- Directions: Copy the material that follows word for word and omit its pictures.

- Stored records:
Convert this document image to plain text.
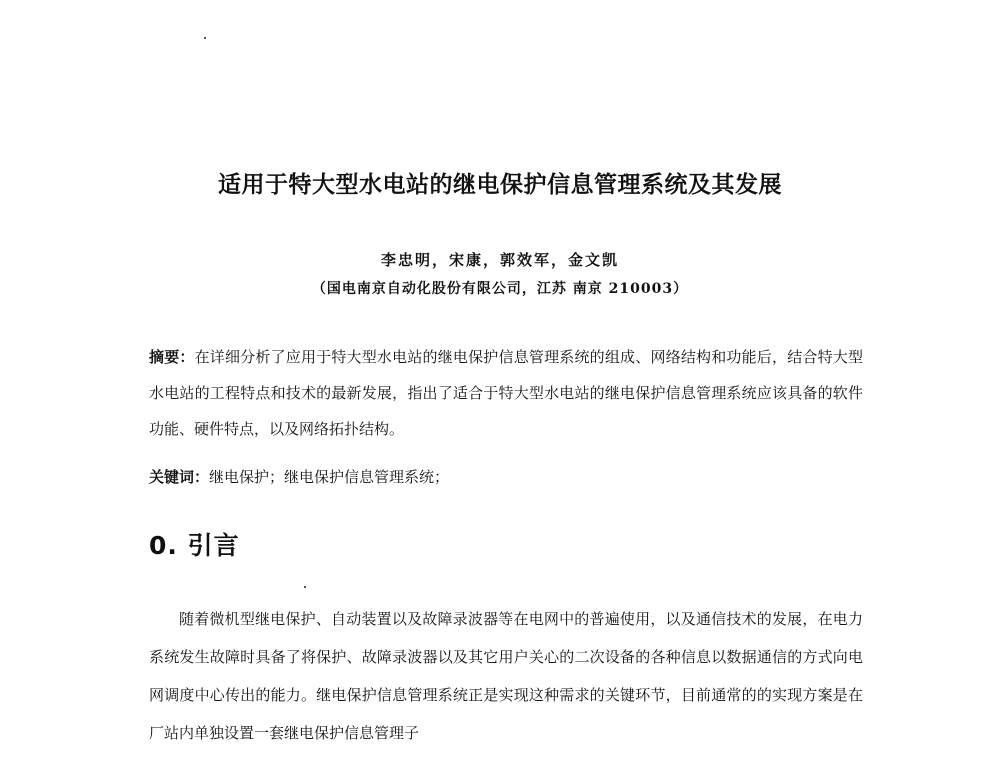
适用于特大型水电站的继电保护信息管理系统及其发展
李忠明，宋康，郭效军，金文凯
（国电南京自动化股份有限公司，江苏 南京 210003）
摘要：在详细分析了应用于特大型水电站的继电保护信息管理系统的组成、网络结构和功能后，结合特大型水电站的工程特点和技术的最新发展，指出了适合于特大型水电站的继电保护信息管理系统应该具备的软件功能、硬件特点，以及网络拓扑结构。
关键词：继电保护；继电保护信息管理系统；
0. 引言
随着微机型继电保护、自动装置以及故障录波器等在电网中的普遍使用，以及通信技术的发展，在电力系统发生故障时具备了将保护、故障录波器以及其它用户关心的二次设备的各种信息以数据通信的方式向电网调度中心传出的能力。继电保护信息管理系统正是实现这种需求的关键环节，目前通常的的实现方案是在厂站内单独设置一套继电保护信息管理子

- Reply:
Convert this document image to plain text.
适用于特大型水电站的继电保护信息管理系统及其发展
李忠明，宋康，郭效军，金文凯
（国电南京自动化股份有限公司，江苏 南京 210003）
摘要：在详细分析了应用于特大型水电站的继电保护信息管理系统的组成、网络结构和功能后，结合特大型水电站的工程特点和技术的最新发展，指出了适合于特大型水电站的继电保护信息管理系统应该具备的软件功能、硬件特点，以及网络拓扑结构。
关键词：继电保护；继电保护信息管理系统；
0. 引言
随着微机型继电保护、自动装置以及故障录波器等在电网中的普遍使用，以及通信技术的发展，在电力系统发生故障时具备了将保护、故障录波器以及其它用户关心的二次设备的各种信息以数据通信的方式向电网调度中心传出的能力。继电保护信息管理系统正是实现这种需求的关键环节，目前通常的的实现方案是在厂站内单独设置一套继电保护信息管理子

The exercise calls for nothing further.